Entries from a visual dataset:
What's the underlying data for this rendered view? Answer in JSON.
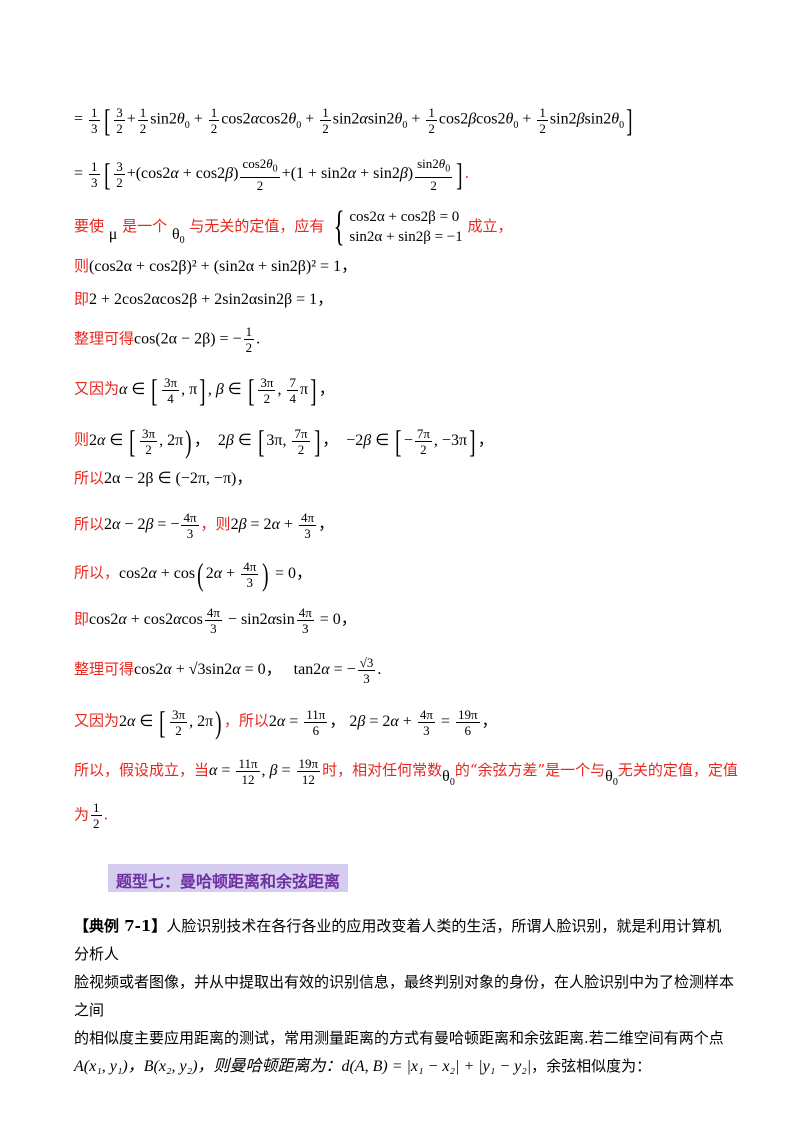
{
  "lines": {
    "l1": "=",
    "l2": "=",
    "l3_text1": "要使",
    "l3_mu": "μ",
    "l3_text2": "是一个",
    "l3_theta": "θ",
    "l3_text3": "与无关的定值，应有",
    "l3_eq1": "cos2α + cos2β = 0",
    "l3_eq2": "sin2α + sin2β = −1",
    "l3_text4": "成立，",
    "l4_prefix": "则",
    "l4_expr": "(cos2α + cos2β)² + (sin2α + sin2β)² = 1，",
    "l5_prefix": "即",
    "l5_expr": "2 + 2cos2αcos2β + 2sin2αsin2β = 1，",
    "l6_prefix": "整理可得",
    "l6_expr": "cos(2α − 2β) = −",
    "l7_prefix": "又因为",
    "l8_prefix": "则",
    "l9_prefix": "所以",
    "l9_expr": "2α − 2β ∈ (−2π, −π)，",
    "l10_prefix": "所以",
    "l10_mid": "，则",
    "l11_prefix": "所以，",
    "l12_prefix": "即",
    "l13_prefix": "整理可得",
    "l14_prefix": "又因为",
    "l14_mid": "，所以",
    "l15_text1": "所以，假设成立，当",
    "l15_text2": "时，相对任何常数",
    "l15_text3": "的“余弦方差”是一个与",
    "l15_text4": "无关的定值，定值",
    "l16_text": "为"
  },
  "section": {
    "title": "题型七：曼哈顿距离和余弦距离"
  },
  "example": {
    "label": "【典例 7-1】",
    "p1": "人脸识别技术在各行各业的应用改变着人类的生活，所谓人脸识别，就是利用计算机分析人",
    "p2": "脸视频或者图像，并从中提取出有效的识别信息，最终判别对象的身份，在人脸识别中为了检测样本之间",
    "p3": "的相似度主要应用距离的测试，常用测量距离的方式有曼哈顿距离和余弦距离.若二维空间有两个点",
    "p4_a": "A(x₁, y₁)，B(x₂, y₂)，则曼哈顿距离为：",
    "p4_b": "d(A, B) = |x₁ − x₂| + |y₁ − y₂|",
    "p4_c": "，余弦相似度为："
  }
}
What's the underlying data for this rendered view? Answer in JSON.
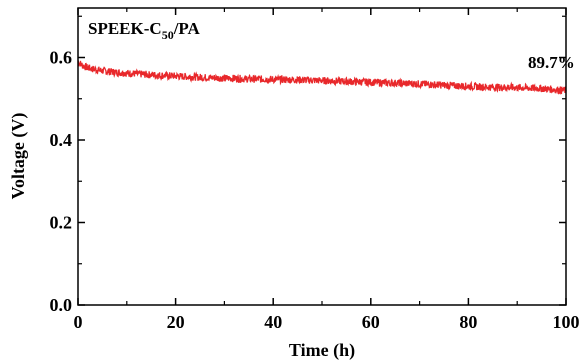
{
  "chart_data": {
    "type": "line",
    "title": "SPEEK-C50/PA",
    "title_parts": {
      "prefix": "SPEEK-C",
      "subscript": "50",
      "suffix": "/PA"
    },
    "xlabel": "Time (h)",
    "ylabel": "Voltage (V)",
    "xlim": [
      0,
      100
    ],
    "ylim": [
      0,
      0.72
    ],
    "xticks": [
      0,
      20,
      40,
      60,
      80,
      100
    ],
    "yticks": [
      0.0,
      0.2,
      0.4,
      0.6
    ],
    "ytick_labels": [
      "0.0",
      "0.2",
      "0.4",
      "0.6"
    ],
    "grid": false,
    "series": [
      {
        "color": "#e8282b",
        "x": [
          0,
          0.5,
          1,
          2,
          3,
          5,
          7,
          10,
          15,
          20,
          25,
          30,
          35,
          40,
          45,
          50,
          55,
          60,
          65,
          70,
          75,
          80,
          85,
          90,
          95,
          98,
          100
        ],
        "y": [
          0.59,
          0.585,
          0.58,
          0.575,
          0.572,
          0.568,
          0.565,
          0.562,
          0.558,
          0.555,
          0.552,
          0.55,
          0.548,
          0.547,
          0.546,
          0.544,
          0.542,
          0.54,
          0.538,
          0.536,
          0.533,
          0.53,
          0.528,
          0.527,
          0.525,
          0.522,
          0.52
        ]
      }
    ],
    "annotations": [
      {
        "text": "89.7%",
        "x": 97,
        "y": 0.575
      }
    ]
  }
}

WRITTEN EXERCISE: Write the listing out a second time exactly, dropping all images.

REPLY:
What's the underlying data for this rendered view? Answer in JSON.
{
  "lines": {
    "l1": "=",
    "l2": "=",
    "l3_text1": "要使",
    "l3_mu": "μ",
    "l3_text2": "是一个",
    "l3_theta": "θ",
    "l3_text3": "与无关的定值，应有",
    "l3_eq1": "cos2α + cos2β = 0",
    "l3_eq2": "sin2α + sin2β = −1",
    "l3_text4": "成立，",
    "l4_prefix": "则",
    "l4_expr": "(cos2α + cos2β)² + (sin2α + sin2β)² = 1，",
    "l5_prefix": "即",
    "l5_expr": "2 + 2cos2αcos2β + 2sin2αsin2β = 1，",
    "l6_prefix": "整理可得",
    "l6_expr": "cos(2α − 2β) = −",
    "l7_prefix": "又因为",
    "l8_prefix": "则",
    "l9_prefix": "所以",
    "l9_expr": "2α − 2β ∈ (−2π, −π)，",
    "l10_prefix": "所以",
    "l10_mid": "，则",
    "l11_prefix": "所以，",
    "l12_prefix": "即",
    "l13_prefix": "整理可得",
    "l14_prefix": "又因为",
    "l14_mid": "，所以",
    "l15_text1": "所以，假设成立，当",
    "l15_text2": "时，相对任何常数",
    "l15_text3": "的“余弦方差”是一个与",
    "l15_text4": "无关的定值，定值",
    "l16_text": "为"
  },
  "section": {
    "title": "题型七：曼哈顿距离和余弦距离"
  },
  "example": {
    "label": "【典例 7-1】",
    "p1": "人脸识别技术在各行各业的应用改变着人类的生活，所谓人脸识别，就是利用计算机分析人",
    "p2": "脸视频或者图像，并从中提取出有效的识别信息，最终判别对象的身份，在人脸识别中为了检测样本之间",
    "p3": "的相似度主要应用距离的测试，常用测量距离的方式有曼哈顿距离和余弦距离.若二维空间有两个点",
    "p4_a": "A(x₁, y₁)，B(x₂, y₂)，则曼哈顿距离为：",
    "p4_b": "d(A, B) = |x₁ − x₂| + |y₁ − y₂|",
    "p4_c": "，余弦相似度为："
  }
}
What's the underlying data for this rendered view? Answer in JSON.
{
  "chart_data": {
    "type": "line",
    "title": "SPEEK-C50/PA",
    "title_parts": {
      "prefix": "SPEEK-C",
      "subscript": "50",
      "suffix": "/PA"
    },
    "xlabel": "Time (h)",
    "ylabel": "Voltage (V)",
    "xlim": [
      0,
      100
    ],
    "ylim": [
      0,
      0.72
    ],
    "xticks": [
      0,
      20,
      40,
      60,
      80,
      100
    ],
    "yticks": [
      0.0,
      0.2,
      0.4,
      0.6
    ],
    "ytick_labels": [
      "0.0",
      "0.2",
      "0.4",
      "0.6"
    ],
    "grid": false,
    "series": [
      {
        "color": "#e8282b",
        "x": [
          0,
          0.5,
          1,
          2,
          3,
          5,
          7,
          10,
          15,
          20,
          25,
          30,
          35,
          40,
          45,
          50,
          55,
          60,
          65,
          70,
          75,
          80,
          85,
          90,
          95,
          98,
          100
        ],
        "y": [
          0.59,
          0.585,
          0.58,
          0.575,
          0.572,
          0.568,
          0.565,
          0.562,
          0.558,
          0.555,
          0.552,
          0.55,
          0.548,
          0.547,
          0.546,
          0.544,
          0.542,
          0.54,
          0.538,
          0.536,
          0.533,
          0.53,
          0.528,
          0.527,
          0.525,
          0.522,
          0.52
        ]
      }
    ],
    "annotations": [
      {
        "text": "89.7%",
        "x": 97,
        "y": 0.575
      }
    ]
  }
}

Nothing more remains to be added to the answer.